__Exercise directions__: Find each line with the word "TetherUS" and copy it.
── Record list
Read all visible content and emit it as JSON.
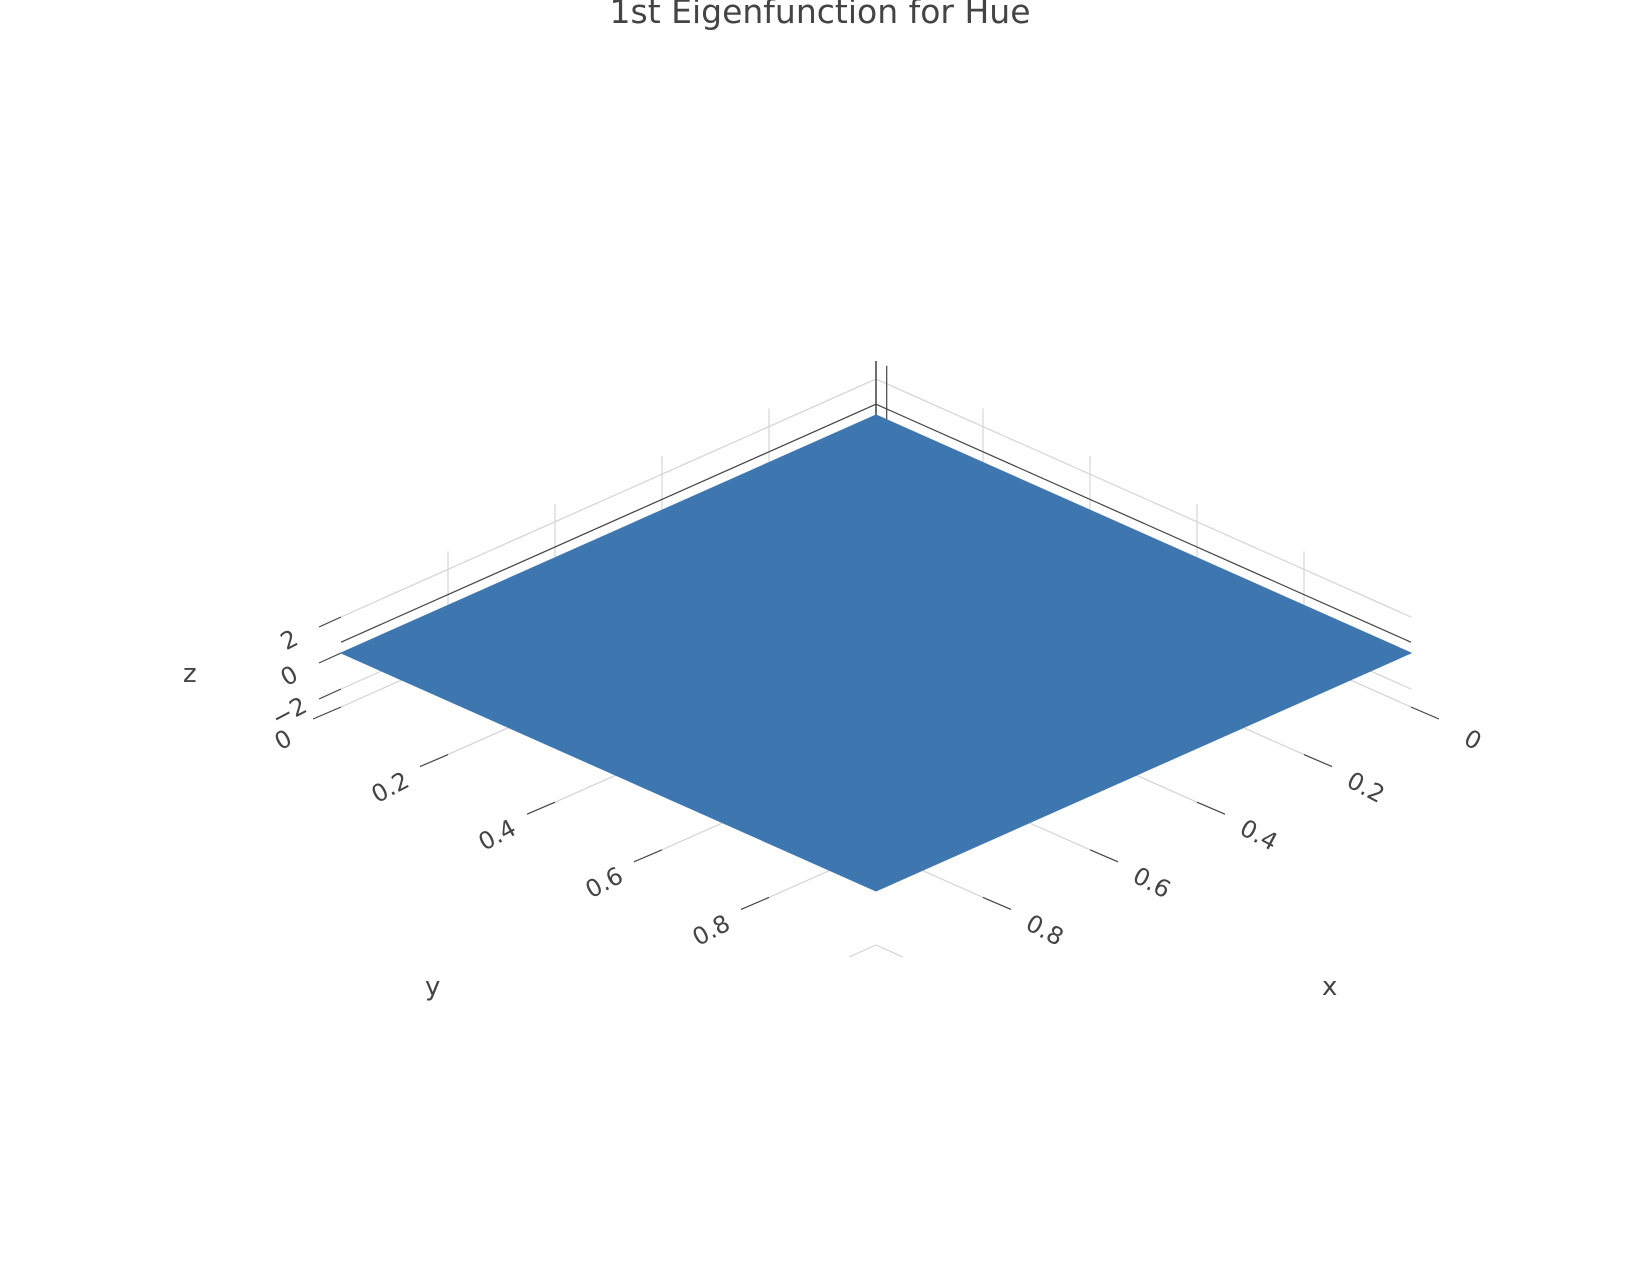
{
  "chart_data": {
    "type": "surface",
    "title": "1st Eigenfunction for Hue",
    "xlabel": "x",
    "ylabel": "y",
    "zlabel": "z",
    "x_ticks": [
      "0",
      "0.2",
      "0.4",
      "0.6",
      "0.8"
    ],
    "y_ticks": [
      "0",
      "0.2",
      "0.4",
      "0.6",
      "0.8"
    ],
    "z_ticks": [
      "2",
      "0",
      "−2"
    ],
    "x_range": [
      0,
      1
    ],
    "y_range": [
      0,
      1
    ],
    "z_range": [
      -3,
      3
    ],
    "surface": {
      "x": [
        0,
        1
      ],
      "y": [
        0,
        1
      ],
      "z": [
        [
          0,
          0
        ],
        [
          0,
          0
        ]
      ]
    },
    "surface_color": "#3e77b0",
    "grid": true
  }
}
────
── Record list
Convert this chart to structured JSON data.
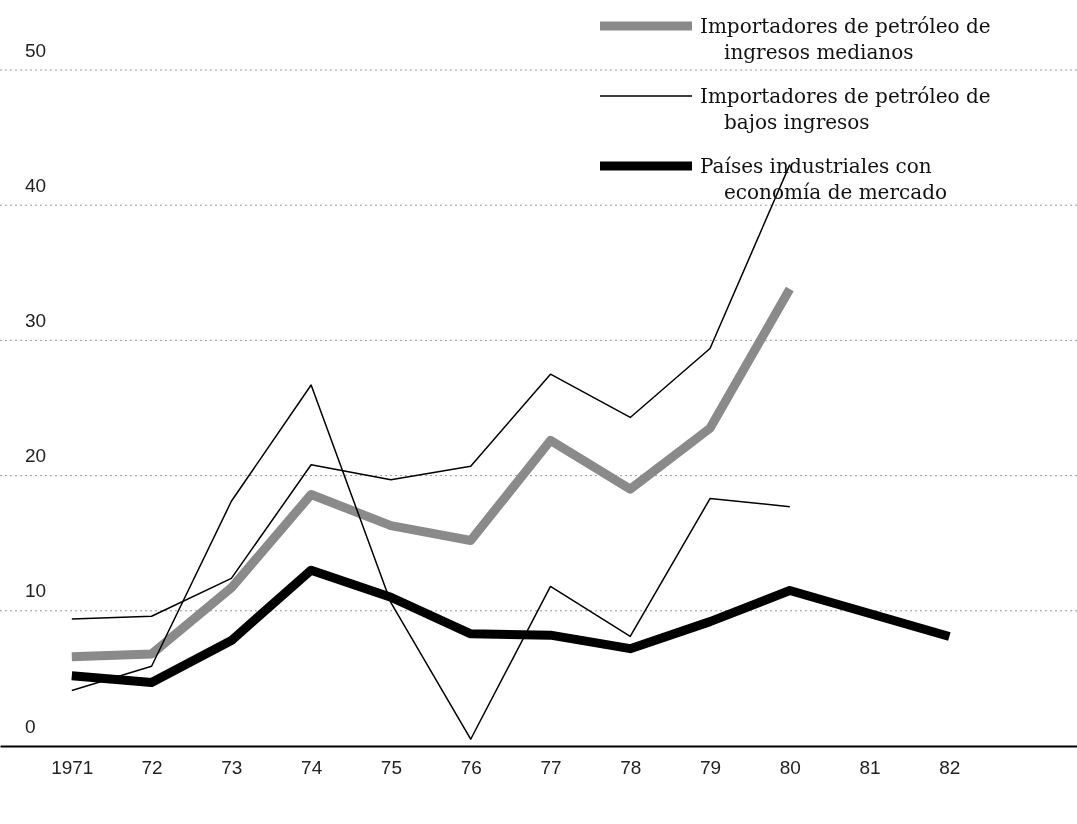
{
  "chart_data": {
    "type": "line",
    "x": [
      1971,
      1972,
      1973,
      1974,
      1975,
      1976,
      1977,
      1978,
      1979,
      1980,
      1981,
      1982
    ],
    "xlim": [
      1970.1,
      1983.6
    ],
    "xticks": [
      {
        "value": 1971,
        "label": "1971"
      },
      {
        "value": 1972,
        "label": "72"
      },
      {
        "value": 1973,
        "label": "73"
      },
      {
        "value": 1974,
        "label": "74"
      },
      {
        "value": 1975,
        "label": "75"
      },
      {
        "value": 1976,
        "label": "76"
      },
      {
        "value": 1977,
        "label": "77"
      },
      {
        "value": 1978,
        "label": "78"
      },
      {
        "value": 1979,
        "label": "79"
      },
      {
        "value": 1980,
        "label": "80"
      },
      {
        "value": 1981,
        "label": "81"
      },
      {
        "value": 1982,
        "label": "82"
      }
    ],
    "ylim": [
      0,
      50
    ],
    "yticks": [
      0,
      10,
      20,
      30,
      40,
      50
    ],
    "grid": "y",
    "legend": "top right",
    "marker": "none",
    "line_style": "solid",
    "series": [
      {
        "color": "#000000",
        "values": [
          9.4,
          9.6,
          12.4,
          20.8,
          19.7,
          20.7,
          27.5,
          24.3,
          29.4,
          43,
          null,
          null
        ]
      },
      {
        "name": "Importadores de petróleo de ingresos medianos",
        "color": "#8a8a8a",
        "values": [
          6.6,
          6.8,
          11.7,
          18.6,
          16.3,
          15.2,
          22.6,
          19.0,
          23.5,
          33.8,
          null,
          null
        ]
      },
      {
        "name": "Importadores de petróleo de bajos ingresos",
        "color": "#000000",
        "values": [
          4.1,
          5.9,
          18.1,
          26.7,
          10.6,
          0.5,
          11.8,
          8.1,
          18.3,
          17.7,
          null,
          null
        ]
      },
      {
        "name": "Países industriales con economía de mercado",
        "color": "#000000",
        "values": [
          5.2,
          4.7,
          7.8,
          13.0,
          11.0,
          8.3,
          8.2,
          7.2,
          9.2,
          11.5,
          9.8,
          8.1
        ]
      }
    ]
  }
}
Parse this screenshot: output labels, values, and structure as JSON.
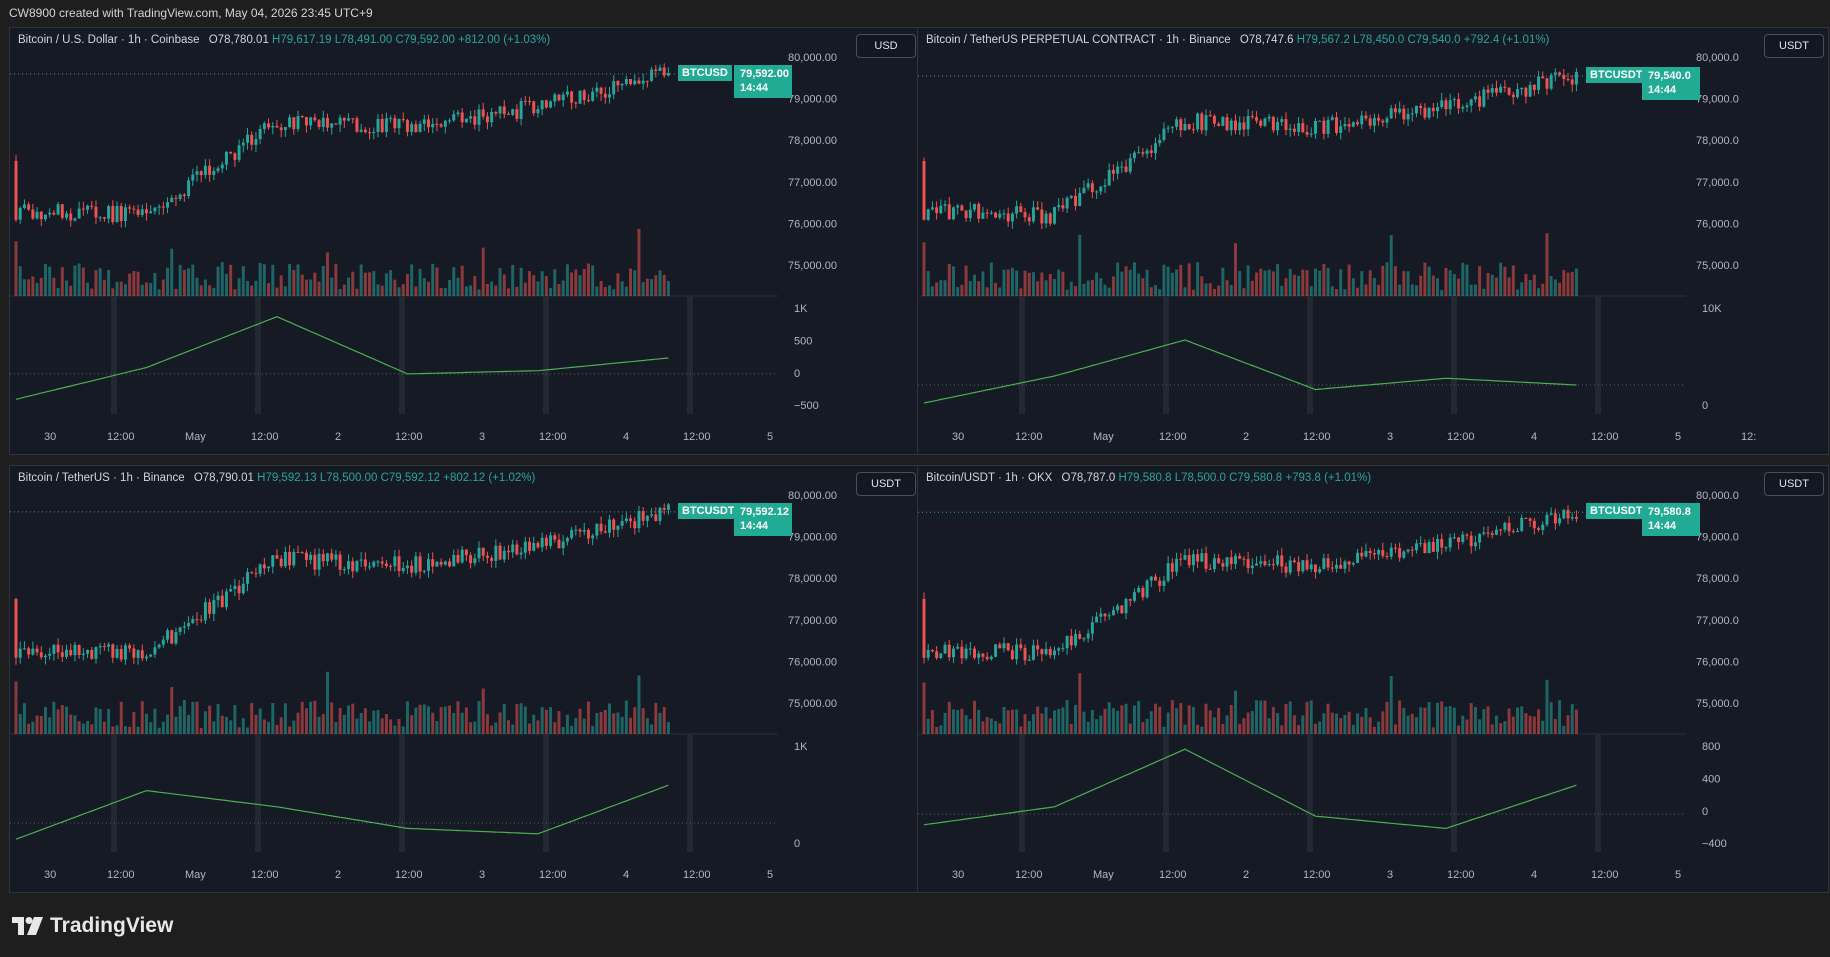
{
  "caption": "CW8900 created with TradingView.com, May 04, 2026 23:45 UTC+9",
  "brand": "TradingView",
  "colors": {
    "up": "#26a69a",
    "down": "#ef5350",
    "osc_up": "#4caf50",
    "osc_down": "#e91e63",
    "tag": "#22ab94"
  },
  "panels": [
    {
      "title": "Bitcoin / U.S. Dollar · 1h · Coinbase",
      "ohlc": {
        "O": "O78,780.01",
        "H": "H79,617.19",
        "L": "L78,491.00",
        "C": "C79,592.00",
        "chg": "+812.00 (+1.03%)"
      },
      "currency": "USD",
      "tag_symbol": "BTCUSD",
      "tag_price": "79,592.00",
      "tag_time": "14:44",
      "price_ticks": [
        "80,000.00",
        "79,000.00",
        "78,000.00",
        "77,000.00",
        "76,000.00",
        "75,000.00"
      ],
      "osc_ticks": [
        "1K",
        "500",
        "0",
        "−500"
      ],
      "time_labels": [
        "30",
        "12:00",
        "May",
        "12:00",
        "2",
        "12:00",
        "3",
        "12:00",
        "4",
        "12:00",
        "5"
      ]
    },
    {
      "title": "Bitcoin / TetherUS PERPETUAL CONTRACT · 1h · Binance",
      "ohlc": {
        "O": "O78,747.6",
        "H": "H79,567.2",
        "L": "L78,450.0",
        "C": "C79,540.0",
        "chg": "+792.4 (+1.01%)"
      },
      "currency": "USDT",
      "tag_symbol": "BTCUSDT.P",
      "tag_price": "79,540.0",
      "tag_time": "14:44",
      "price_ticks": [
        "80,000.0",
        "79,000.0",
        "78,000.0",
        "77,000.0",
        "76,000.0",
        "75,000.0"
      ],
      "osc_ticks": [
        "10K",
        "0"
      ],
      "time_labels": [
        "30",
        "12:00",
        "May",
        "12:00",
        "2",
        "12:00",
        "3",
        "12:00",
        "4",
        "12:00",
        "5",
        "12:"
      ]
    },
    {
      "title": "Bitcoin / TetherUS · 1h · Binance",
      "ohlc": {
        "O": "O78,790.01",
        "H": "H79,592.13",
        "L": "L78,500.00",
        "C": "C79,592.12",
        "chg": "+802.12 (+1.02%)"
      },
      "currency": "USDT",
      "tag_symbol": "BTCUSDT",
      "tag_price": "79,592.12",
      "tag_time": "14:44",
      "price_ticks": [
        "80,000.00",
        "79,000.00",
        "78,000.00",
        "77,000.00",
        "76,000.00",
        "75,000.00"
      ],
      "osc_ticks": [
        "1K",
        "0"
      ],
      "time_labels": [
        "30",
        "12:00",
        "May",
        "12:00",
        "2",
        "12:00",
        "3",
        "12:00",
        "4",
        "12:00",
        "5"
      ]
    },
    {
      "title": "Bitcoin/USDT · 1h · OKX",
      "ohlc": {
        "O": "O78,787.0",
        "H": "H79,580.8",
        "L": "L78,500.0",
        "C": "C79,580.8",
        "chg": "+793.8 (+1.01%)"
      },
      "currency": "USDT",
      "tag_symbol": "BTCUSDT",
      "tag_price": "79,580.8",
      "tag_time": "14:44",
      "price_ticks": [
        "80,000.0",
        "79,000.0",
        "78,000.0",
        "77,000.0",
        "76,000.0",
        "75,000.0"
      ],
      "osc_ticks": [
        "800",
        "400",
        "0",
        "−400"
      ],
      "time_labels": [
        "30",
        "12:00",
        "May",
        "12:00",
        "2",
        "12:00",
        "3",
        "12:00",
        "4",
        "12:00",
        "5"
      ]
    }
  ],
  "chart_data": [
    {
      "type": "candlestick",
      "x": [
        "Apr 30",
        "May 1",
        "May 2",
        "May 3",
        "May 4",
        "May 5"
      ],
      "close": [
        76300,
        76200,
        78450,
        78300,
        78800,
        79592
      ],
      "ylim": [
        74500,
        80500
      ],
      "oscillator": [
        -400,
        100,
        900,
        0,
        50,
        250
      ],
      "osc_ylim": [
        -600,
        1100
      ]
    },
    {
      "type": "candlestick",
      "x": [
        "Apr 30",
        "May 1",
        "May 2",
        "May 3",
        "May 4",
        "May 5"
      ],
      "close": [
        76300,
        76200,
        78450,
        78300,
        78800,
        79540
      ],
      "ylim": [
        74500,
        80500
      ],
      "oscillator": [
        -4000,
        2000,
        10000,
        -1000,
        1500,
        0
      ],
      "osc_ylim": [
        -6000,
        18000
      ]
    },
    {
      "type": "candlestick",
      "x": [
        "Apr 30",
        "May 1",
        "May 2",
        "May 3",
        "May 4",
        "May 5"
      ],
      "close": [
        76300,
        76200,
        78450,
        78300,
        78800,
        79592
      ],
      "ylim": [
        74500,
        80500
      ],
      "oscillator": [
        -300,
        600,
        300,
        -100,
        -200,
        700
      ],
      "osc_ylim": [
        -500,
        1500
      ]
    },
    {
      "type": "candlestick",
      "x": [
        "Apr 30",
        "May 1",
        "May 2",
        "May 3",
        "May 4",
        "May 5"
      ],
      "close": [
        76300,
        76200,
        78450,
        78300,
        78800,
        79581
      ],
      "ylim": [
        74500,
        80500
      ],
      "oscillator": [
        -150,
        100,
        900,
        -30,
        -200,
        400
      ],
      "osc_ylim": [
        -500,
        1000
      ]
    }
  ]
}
────
── Record list
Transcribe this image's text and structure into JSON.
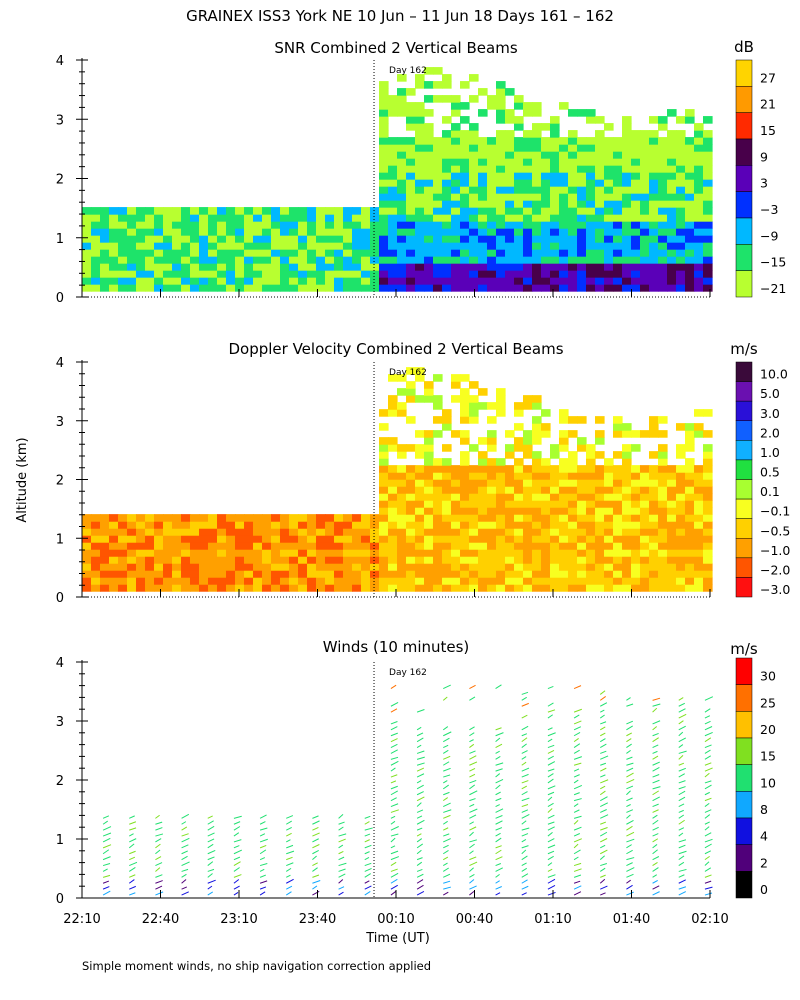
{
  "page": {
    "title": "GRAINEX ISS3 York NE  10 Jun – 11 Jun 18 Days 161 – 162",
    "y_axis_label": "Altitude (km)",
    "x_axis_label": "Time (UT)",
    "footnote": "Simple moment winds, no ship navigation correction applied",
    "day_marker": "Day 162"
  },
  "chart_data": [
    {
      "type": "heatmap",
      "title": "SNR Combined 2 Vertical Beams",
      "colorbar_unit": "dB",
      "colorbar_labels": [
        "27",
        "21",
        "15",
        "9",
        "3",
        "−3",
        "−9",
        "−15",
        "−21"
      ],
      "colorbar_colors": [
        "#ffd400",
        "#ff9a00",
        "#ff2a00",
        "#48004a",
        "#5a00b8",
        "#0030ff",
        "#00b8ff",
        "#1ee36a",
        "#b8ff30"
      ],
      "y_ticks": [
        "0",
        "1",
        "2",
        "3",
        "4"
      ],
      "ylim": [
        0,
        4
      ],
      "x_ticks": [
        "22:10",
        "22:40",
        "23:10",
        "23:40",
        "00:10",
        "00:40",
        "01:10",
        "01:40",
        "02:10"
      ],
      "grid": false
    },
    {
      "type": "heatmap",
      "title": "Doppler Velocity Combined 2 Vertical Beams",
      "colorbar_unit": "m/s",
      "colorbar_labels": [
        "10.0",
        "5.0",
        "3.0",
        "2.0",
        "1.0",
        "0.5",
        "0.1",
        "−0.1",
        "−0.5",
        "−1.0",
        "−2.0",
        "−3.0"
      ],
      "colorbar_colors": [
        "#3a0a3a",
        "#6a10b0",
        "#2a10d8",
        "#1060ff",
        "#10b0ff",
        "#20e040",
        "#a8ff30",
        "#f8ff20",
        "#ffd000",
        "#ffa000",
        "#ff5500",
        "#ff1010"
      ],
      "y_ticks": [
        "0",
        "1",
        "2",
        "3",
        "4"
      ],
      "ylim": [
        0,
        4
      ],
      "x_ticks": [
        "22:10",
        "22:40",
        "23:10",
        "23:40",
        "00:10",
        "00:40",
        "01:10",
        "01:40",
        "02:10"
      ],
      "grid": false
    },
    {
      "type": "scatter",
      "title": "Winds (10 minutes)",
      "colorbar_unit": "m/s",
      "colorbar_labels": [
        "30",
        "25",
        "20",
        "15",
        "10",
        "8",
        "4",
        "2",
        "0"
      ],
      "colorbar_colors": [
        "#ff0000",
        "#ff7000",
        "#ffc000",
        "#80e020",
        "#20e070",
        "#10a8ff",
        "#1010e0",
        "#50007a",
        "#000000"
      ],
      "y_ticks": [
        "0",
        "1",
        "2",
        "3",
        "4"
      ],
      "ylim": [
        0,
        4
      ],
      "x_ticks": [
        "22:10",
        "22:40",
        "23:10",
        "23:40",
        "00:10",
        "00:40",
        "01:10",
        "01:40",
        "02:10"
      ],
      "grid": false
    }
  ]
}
────
__Result of this task__:
      "title": "Bitcoin / TetherUS PERPETUAL CONTRACT · 1h · Binance",
      "title": "Bitcoin / TetherUS · 1h · Binance",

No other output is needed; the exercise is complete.